§ **GIVEN TASK**: In the data, extract each line that holds the string "production".

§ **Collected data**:

--- START ---

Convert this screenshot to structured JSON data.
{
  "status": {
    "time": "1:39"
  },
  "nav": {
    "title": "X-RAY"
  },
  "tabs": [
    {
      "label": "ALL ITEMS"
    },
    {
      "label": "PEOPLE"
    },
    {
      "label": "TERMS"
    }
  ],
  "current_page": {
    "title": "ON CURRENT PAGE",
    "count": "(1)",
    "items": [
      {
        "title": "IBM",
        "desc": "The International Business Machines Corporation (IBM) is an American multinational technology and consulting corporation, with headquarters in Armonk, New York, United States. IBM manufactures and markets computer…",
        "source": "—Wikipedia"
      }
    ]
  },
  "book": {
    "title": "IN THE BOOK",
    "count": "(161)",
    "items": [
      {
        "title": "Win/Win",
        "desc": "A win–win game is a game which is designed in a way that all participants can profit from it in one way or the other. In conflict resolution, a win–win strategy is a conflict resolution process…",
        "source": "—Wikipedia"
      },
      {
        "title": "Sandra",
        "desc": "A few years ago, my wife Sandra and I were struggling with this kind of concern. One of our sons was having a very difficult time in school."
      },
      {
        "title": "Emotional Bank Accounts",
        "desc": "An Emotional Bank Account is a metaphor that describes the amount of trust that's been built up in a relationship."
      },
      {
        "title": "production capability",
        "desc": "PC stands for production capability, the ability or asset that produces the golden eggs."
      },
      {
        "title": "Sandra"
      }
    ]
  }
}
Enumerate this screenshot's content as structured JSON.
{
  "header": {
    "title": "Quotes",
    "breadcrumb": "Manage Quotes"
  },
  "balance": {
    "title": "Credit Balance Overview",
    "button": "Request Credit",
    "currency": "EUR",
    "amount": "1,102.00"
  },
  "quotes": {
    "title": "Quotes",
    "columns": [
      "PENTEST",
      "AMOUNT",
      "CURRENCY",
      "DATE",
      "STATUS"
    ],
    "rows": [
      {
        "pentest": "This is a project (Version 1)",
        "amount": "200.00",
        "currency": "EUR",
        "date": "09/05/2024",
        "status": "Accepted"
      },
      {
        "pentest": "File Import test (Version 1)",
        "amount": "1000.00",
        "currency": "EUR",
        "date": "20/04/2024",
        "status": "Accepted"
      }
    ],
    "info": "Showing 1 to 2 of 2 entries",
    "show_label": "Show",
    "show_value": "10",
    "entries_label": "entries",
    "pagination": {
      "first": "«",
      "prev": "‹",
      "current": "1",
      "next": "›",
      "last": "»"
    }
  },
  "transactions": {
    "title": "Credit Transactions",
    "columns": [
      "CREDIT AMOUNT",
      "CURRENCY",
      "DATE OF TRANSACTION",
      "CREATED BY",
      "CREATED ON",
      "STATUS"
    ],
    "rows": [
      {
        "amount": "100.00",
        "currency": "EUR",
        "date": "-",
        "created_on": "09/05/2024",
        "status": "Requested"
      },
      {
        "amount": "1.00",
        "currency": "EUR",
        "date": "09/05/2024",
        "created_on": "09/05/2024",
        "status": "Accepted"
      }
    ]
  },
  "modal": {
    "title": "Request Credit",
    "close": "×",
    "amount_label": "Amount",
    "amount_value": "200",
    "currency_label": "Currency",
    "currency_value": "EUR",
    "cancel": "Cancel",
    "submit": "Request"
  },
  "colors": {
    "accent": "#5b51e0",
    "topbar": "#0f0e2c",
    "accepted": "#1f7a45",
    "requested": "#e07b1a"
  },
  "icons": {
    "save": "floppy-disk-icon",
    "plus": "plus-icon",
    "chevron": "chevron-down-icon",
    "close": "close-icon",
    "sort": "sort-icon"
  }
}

--- END ---

§ **EXERCISE ANSWER**:
        "title": "production capability",
        "desc": "PC stands for production capability, the ability or asset that produces the golden eggs."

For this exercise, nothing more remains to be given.